(Collected data)
----------
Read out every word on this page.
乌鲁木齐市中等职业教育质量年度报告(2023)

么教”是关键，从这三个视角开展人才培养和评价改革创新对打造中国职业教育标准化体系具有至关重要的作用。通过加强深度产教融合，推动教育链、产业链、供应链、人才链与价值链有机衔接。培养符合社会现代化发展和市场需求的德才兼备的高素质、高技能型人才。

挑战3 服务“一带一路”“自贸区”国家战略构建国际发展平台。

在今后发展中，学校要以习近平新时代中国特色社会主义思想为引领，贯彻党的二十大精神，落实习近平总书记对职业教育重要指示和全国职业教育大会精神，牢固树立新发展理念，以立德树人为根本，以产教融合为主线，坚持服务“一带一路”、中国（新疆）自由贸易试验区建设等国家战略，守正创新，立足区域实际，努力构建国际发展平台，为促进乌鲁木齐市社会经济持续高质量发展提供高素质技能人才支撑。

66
----------
- YOUR GOAL: Nothing in the data may differ; print all of it exactly as written.

- ANSWER TO THE PROBLEM:
Read out every word on this page.
乌鲁木齐市中等职业教育质量年度报告(2023)

么教”是关键，从这三个视角开展人才培养和评价改革创新对打造中国职业教育标准化体系具有至关重要的作用。通过加强深度产教融合，推动教育链、产业链、供应链、人才链与价值链有机衔接。培养符合社会现代化发展和市场需求的德才兼备的高素质、高技能型人才。

挑战3 服务“一带一路”“自贸区”国家战略构建国际发展平台。

在今后发展中，学校要以习近平新时代中国特色社会主义思想为引领，贯彻党的二十大精神，落实习近平总书记对职业教育重要指示和全国职业教育大会精神，牢固树立新发展理念，以立德树人为根本，以产教融合为主线，坚持服务“一带一路”、中国（新疆）自由贸易试验区建设等国家战略，守正创新，立足区域实际，努力构建国际发展平台，为促进乌鲁木齐市社会经济持续高质量发展提供高素质技能人才支撑。

66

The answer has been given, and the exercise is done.